§ **Required task**: Reproduce each line of the material precisely.
>> begin Material
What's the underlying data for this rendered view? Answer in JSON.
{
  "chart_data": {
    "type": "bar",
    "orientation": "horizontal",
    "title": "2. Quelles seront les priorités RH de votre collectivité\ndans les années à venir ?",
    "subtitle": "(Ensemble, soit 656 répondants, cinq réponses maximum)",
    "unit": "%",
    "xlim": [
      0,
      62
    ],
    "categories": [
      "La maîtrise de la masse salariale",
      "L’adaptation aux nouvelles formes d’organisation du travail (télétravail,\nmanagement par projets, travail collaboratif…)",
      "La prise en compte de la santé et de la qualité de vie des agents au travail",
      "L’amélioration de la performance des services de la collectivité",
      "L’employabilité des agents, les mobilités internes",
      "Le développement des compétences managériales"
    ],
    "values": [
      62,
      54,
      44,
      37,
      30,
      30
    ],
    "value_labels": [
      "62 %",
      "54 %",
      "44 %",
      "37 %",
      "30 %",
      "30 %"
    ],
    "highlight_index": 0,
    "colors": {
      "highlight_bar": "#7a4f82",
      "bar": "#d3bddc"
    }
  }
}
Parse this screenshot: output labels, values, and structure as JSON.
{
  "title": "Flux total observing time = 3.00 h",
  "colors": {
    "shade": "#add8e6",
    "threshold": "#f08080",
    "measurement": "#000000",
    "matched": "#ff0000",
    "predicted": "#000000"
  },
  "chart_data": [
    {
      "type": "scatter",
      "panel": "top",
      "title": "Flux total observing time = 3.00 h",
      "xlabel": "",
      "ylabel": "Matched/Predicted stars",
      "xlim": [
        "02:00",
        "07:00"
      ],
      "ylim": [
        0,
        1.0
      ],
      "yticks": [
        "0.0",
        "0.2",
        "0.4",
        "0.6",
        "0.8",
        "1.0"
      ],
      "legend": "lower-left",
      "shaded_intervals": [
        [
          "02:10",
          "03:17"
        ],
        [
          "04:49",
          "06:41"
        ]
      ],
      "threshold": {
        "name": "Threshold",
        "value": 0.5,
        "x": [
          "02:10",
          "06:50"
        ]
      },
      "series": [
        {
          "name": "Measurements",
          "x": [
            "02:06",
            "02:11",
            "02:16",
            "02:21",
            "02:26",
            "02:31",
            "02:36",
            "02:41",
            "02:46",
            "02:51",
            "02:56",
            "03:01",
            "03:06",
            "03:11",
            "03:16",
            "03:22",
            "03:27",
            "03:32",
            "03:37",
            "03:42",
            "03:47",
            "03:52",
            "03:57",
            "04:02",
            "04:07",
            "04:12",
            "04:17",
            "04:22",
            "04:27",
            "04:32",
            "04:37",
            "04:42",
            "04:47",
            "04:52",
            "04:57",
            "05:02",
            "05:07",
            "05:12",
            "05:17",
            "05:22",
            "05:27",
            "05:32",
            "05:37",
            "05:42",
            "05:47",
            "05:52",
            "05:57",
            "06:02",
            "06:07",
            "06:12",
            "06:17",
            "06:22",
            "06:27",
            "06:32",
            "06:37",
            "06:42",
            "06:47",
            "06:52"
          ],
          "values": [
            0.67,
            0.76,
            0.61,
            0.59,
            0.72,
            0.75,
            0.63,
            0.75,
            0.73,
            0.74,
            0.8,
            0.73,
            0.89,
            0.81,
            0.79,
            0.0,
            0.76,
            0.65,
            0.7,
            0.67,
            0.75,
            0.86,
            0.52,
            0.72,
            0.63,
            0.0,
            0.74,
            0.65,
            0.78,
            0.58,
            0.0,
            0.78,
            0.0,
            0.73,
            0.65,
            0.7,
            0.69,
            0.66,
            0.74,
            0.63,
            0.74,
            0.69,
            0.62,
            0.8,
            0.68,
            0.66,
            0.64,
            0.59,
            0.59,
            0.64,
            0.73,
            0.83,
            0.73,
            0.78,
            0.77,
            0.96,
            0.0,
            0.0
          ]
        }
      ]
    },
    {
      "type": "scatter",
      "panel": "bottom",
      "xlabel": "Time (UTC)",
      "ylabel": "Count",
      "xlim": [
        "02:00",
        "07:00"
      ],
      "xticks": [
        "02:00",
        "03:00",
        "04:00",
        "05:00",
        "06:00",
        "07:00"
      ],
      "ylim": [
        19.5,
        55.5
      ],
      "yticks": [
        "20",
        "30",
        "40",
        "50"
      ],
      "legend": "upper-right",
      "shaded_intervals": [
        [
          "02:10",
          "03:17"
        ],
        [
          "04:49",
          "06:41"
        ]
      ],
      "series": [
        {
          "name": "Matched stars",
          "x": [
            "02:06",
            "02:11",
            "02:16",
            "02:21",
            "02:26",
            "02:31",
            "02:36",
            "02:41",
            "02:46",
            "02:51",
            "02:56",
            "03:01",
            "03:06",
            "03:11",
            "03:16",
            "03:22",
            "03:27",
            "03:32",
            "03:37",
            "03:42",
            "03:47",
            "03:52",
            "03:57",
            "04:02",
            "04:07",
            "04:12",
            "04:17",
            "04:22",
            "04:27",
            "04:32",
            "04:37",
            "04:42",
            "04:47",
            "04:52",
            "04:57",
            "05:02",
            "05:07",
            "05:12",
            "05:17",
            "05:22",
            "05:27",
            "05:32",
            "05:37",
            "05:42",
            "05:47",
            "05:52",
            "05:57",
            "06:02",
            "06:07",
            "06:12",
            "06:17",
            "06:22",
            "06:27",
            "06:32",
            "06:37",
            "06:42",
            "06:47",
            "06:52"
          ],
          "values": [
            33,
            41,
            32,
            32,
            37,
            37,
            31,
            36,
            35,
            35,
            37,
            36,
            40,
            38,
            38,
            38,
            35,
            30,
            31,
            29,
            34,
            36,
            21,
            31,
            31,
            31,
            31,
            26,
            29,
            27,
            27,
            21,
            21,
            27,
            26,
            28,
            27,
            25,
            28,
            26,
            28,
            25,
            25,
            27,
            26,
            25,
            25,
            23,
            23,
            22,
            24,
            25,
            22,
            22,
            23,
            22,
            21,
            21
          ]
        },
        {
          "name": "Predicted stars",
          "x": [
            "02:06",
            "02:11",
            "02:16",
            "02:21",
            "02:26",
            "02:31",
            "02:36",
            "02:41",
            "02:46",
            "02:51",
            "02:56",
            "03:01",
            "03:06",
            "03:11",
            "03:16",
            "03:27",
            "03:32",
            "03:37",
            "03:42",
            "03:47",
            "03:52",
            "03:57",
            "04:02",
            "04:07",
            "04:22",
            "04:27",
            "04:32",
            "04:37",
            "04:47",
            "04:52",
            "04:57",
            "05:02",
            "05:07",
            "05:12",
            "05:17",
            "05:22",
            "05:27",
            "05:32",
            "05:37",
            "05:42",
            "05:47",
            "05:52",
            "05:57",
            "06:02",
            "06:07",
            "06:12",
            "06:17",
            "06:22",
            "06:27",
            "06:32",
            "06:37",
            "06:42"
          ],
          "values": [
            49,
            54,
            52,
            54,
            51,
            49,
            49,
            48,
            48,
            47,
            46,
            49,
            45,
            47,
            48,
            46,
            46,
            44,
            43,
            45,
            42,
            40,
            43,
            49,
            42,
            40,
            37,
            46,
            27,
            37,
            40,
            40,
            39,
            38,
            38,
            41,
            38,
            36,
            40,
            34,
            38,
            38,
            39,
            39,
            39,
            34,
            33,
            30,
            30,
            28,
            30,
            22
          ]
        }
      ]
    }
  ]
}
>> end Material
§ **Written answer**:
What's the underlying data for this rendered view? Answer in JSON.
{
  "chart_data": {
    "type": "bar",
    "orientation": "horizontal",
    "title": "2. Quelles seront les priorités RH de votre collectivité\ndans les années à venir ?",
    "subtitle": "(Ensemble, soit 656 répondants, cinq réponses maximum)",
    "unit": "%",
    "xlim": [
      0,
      62
    ],
    "categories": [
      "La maîtrise de la masse salariale",
      "L’adaptation aux nouvelles formes d’organisation du travail (télétravail,\nmanagement par projets, travail collaboratif…)",
      "La prise en compte de la santé et de la qualité de vie des agents au travail",
      "L’amélioration de la performance des services de la collectivité",
      "L’employabilité des agents, les mobilités internes",
      "Le développement des compétences managériales"
    ],
    "values": [
      62,
      54,
      44,
      37,
      30,
      30
    ],
    "value_labels": [
      "62 %",
      "54 %",
      "44 %",
      "37 %",
      "30 %",
      "30 %"
    ],
    "highlight_index": 0,
    "colors": {
      "highlight_bar": "#7a4f82",
      "bar": "#d3bddc"
    }
  }
}
Parse this screenshot: output labels, values, and structure as JSON.
{
  "title": "Flux total observing time = 3.00 h",
  "colors": {
    "shade": "#add8e6",
    "threshold": "#f08080",
    "measurement": "#000000",
    "matched": "#ff0000",
    "predicted": "#000000"
  },
  "chart_data": [
    {
      "type": "scatter",
      "panel": "top",
      "title": "Flux total observing time = 3.00 h",
      "xlabel": "",
      "ylabel": "Matched/Predicted stars",
      "xlim": [
        "02:00",
        "07:00"
      ],
      "ylim": [
        0,
        1.0
      ],
      "yticks": [
        "0.0",
        "0.2",
        "0.4",
        "0.6",
        "0.8",
        "1.0"
      ],
      "legend": "lower-left",
      "shaded_intervals": [
        [
          "02:10",
          "03:17"
        ],
        [
          "04:49",
          "06:41"
        ]
      ],
      "threshold": {
        "name": "Threshold",
        "value": 0.5,
        "x": [
          "02:10",
          "06:50"
        ]
      },
      "series": [
        {
          "name": "Measurements",
          "x": [
            "02:06",
            "02:11",
            "02:16",
            "02:21",
            "02:26",
            "02:31",
            "02:36",
            "02:41",
            "02:46",
            "02:51",
            "02:56",
            "03:01",
            "03:06",
            "03:11",
            "03:16",
            "03:22",
            "03:27",
            "03:32",
            "03:37",
            "03:42",
            "03:47",
            "03:52",
            "03:57",
            "04:02",
            "04:07",
            "04:12",
            "04:17",
            "04:22",
            "04:27",
            "04:32",
            "04:37",
            "04:42",
            "04:47",
            "04:52",
            "04:57",
            "05:02",
            "05:07",
            "05:12",
            "05:17",
            "05:22",
            "05:27",
            "05:32",
            "05:37",
            "05:42",
            "05:47",
            "05:52",
            "05:57",
            "06:02",
            "06:07",
            "06:12",
            "06:17",
            "06:22",
            "06:27",
            "06:32",
            "06:37",
            "06:42",
            "06:47",
            "06:52"
          ],
          "values": [
            0.67,
            0.76,
            0.61,
            0.59,
            0.72,
            0.75,
            0.63,
            0.75,
            0.73,
            0.74,
            0.8,
            0.73,
            0.89,
            0.81,
            0.79,
            0.0,
            0.76,
            0.65,
            0.7,
            0.67,
            0.75,
            0.86,
            0.52,
            0.72,
            0.63,
            0.0,
            0.74,
            0.65,
            0.78,
            0.58,
            0.0,
            0.78,
            0.0,
            0.73,
            0.65,
            0.7,
            0.69,
            0.66,
            0.74,
            0.63,
            0.74,
            0.69,
            0.62,
            0.8,
            0.68,
            0.66,
            0.64,
            0.59,
            0.59,
            0.64,
            0.73,
            0.83,
            0.73,
            0.78,
            0.77,
            0.96,
            0.0,
            0.0
          ]
        }
      ]
    },
    {
      "type": "scatter",
      "panel": "bottom",
      "xlabel": "Time (UTC)",
      "ylabel": "Count",
      "xlim": [
        "02:00",
        "07:00"
      ],
      "xticks": [
        "02:00",
        "03:00",
        "04:00",
        "05:00",
        "06:00",
        "07:00"
      ],
      "ylim": [
        19.5,
        55.5
      ],
      "yticks": [
        "20",
        "30",
        "40",
        "50"
      ],
      "legend": "upper-right",
      "shaded_intervals": [
        [
          "02:10",
          "03:17"
        ],
        [
          "04:49",
          "06:41"
        ]
      ],
      "series": [
        {
          "name": "Matched stars",
          "x": [
            "02:06",
            "02:11",
            "02:16",
            "02:21",
            "02:26",
            "02:31",
            "02:36",
            "02:41",
            "02:46",
            "02:51",
            "02:56",
            "03:01",
            "03:06",
            "03:11",
            "03:16",
            "03:22",
            "03:27",
            "03:32",
            "03:37",
            "03:42",
            "03:47",
            "03:52",
            "03:57",
            "04:02",
            "04:07",
            "04:12",
            "04:17",
            "04:22",
            "04:27",
            "04:32",
            "04:37",
            "04:42",
            "04:47",
            "04:52",
            "04:57",
            "05:02",
            "05:07",
            "05:12",
            "05:17",
            "05:22",
            "05:27",
            "05:32",
            "05:37",
            "05:42",
            "05:47",
            "05:52",
            "05:57",
            "06:02",
            "06:07",
            "06:12",
            "06:17",
            "06:22",
            "06:27",
            "06:32",
            "06:37",
            "06:42",
            "06:47",
            "06:52"
          ],
          "values": [
            33,
            41,
            32,
            32,
            37,
            37,
            31,
            36,
            35,
            35,
            37,
            36,
            40,
            38,
            38,
            38,
            35,
            30,
            31,
            29,
            34,
            36,
            21,
            31,
            31,
            31,
            31,
            26,
            29,
            27,
            27,
            21,
            21,
            27,
            26,
            28,
            27,
            25,
            28,
            26,
            28,
            25,
            25,
            27,
            26,
            25,
            25,
            23,
            23,
            22,
            24,
            25,
            22,
            22,
            23,
            22,
            21,
            21
          ]
        },
        {
          "name": "Predicted stars",
          "x": [
            "02:06",
            "02:11",
            "02:16",
            "02:21",
            "02:26",
            "02:31",
            "02:36",
            "02:41",
            "02:46",
            "02:51",
            "02:56",
            "03:01",
            "03:06",
            "03:11",
            "03:16",
            "03:27",
            "03:32",
            "03:37",
            "03:42",
            "03:47",
            "03:52",
            "03:57",
            "04:02",
            "04:07",
            "04:22",
            "04:27",
            "04:32",
            "04:37",
            "04:47",
            "04:52",
            "04:57",
            "05:02",
            "05:07",
            "05:12",
            "05:17",
            "05:22",
            "05:27",
            "05:32",
            "05:37",
            "05:42",
            "05:47",
            "05:52",
            "05:57",
            "06:02",
            "06:07",
            "06:12",
            "06:17",
            "06:22",
            "06:27",
            "06:32",
            "06:37",
            "06:42"
          ],
          "values": [
            49,
            54,
            52,
            54,
            51,
            49,
            49,
            48,
            48,
            47,
            46,
            49,
            45,
            47,
            48,
            46,
            46,
            44,
            43,
            45,
            42,
            40,
            43,
            49,
            42,
            40,
            37,
            46,
            27,
            37,
            40,
            40,
            39,
            38,
            38,
            41,
            38,
            36,
            40,
            34,
            38,
            38,
            39,
            39,
            39,
            34,
            33,
            30,
            30,
            28,
            30,
            22
          ]
        }
      ]
    }
  ]
}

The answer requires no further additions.